▶ **Vorliegender Text**:
<<<<
# Staubschutzfilter nutzen?



## Shaitaan (23. Februar 2010)

Jeder kenn ja das Problem mit dem Staub im Rechner.

Lohnen sich Staubschutzfilter für Lüfter oder leidet der Luftstrom?


----------



## Zus3l (24. Februar 2010)

*AW: Schaubschutzfilter nutzen?*

Beides korrekt.Es lohnt sich bei einblasenden lüftern aber der luftstrom leidet natürlich-->Widerstand


----------



## EinarN (24. Februar 2010)

*AW: Schaubschutzfilter nutzen?*

Lese HIER. Da sind bereitz einige Details zum Thema.

@ Zus3l

Was der Luftstrom Betrifft, der ist Abhängig von den Benützten Staubfilter und von der Sauberkeit diesen. 
Mehr Details dazu auch in den bereitz geposteten Link.


----------



## stefan.net82 (24. Februar 2010)

*AW: Schaubschutzfilter nutzen?*

staubfilter machen schon sinn, den erhöhten luftwiderstand nimm ich gern in kauf!


----------



## Shaitaan (24. Februar 2010)

*AW: Schaubschutzfilter nutzen?*

ich hab nen Coolermaster CM 690 PCGH Edition Gehäuse und wollte den Lüfter für netzteil und die Lüft reinblasen einen Staubfilter gönnen


----------



## kress (24. Februar 2010)
>>>>
▶ **Rohdaten**:
<<<<
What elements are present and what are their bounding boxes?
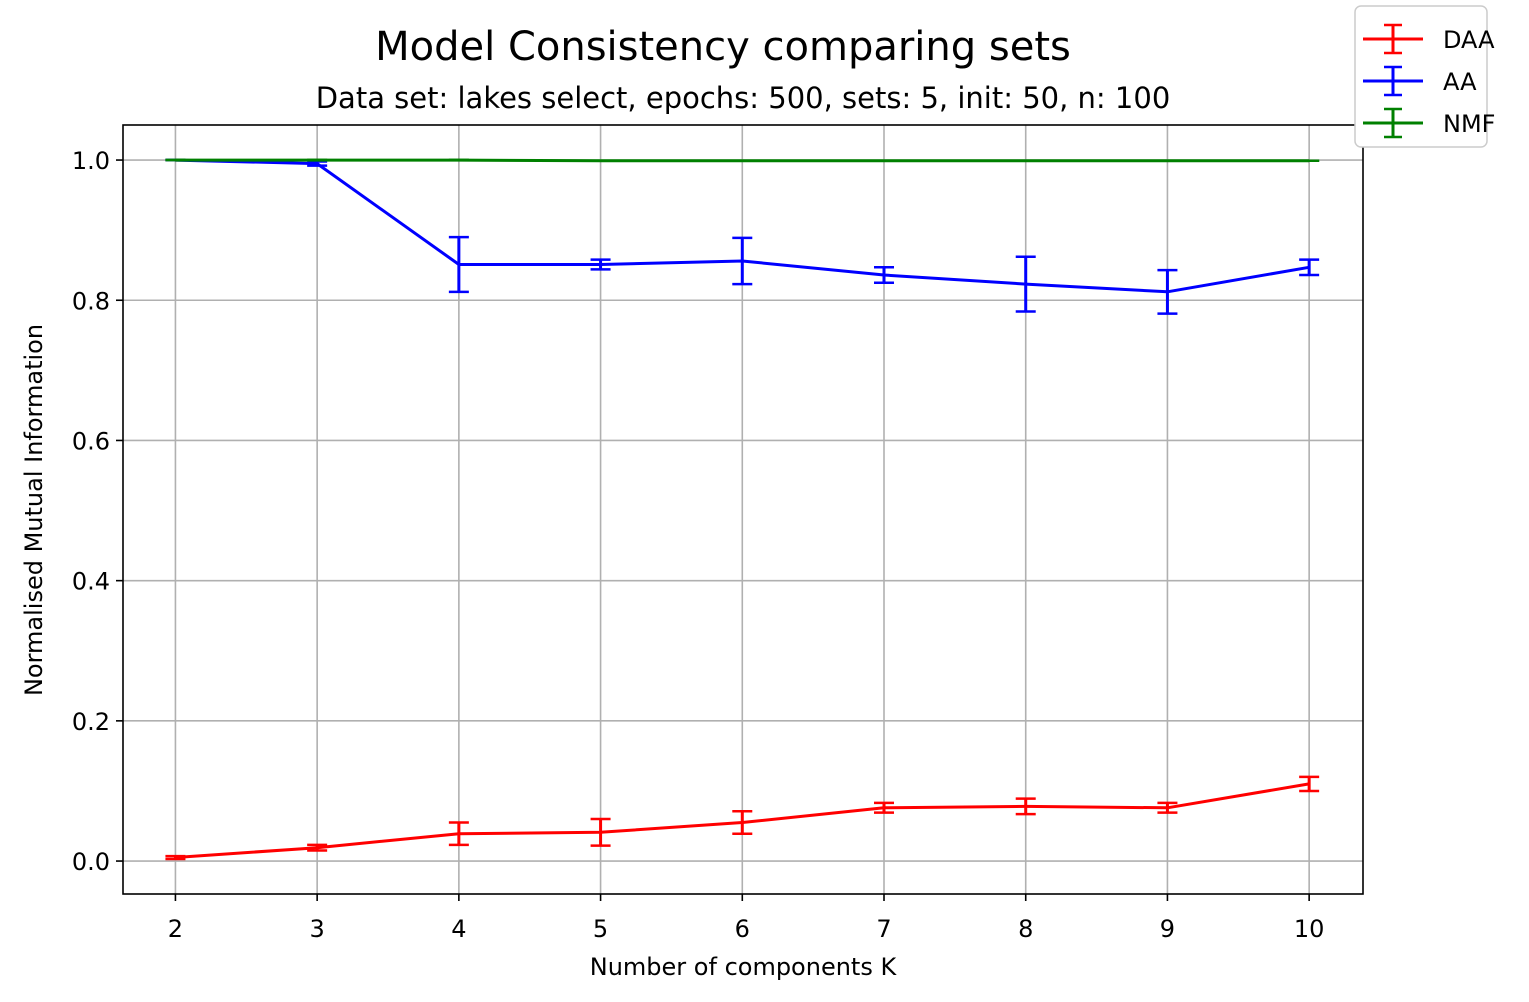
>>>>
<<<<
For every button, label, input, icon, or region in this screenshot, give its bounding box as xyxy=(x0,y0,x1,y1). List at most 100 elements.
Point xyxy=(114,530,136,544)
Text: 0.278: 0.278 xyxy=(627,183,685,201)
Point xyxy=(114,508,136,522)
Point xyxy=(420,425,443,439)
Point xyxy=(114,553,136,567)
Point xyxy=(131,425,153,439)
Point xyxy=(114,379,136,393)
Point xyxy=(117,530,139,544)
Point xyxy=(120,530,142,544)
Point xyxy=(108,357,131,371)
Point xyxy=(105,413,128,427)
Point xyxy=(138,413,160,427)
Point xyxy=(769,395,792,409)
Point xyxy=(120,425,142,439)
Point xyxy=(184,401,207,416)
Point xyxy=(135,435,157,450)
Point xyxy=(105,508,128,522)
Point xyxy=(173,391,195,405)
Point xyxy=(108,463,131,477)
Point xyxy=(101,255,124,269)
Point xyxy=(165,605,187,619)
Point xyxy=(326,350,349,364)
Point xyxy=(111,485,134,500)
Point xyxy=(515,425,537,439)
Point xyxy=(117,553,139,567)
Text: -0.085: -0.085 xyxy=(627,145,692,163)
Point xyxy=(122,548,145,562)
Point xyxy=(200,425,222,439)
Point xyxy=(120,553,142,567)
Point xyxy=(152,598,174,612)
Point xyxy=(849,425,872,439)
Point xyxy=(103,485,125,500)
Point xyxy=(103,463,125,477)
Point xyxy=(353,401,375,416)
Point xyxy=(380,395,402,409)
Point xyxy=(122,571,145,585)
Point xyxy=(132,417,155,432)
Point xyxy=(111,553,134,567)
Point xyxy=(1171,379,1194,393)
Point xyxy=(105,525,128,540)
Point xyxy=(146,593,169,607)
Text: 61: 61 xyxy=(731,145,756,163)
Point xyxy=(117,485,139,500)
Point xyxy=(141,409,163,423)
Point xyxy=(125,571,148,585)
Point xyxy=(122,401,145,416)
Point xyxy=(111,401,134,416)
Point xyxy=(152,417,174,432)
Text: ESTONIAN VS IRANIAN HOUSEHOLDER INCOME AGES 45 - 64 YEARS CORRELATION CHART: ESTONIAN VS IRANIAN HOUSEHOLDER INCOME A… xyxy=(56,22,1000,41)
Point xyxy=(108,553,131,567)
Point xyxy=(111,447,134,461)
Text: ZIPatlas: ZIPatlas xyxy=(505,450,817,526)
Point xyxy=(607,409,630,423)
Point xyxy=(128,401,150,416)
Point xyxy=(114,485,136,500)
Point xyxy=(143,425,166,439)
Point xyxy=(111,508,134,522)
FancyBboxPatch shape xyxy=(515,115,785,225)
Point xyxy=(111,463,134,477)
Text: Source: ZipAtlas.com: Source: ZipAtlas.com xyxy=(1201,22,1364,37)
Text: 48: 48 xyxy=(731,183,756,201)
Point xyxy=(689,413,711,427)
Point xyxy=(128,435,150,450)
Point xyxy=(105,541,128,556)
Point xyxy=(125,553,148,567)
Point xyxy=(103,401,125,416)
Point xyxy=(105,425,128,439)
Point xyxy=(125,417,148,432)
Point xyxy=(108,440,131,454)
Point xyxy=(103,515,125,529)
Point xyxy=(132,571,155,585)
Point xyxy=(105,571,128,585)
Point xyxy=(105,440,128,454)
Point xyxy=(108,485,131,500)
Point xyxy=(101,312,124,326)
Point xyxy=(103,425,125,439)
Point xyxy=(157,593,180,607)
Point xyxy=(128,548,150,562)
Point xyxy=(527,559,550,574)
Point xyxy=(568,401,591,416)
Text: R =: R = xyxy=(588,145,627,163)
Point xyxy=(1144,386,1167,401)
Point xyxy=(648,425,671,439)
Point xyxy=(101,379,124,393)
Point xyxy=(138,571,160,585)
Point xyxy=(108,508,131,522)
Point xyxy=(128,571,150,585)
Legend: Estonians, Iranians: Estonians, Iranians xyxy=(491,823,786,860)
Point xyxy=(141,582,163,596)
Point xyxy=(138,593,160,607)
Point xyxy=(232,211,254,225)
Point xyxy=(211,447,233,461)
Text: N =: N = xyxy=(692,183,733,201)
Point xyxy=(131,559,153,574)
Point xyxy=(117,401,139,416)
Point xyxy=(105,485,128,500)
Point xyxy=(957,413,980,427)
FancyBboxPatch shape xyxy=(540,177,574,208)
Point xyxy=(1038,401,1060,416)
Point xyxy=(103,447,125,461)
>>>>
▶ **Aufgaben**:
a – Welches Gehäuse besitzt Shaitaan laut der Diskussion über Staubschutzfilter?
b – Greifen Sie die Diskussion über Staubschutzfilter an ihrem Ende auf und führen Sie sie weiter.
Die Einträge stammen aus einer anderen Quelle als die Diskussion über Staubschutzfilter.

▶ **Lösungen je Aufgabe**:
a – Ein Coolermaster CM 690 PCGH Edition.

b –
*AW: Schaubschutzfilter nutzen?*

Jo, falls die noch keine Filter haben, lohnt sich das auf alle Fälle, mein Antec 1200 hält mit seinen 3 120mm Lüftern mein Zimmer schön staubfrei, man sieht aber noch 1-2Monaten eine dickere Staubschicht auf den Filtern, Innenraum is aber top staubfrei.


----------



## stefan.net82 (24. Februar 2010)

*AW: Schaubschutzfilter nutzen?*

na ja, hab selbst das antec902, ist ja der kleine bruder deines cases, sind schon gut die filter, doch "top-staubfrei" können selbst die den innenraum des gehäuses nicht halten! sicher fangen sie das gröbste auf, doch von zeit zu zeit kommt man hier trotz der vielen staubfilter nicht am reinigen des feinstaubs vorbei.


----------



## Shaitaan (24. Februar 2010)

*AW: Schaubschutzfilter nutzen?*

könnt ihr mir Filter empfehlen??


----------



## kress (24. Februar 2010)

*AW: Schaubschutzfilter nutzen?*

Jo, habs jetz 4 Monate und seh trotzdem keine Schicht mit Staub, nicht so wie bei meinem alten Gehäuse, das hatte auch nur 1nen 120mm Lüfter, hatte aber schon Staubflocken nach nem halben Jahr. Solche Filter lohnen sich.


----------



## stefan.net82 (24. Februar 2010)

*AW: Schaubschutzfilter nutzen?*

definitiv!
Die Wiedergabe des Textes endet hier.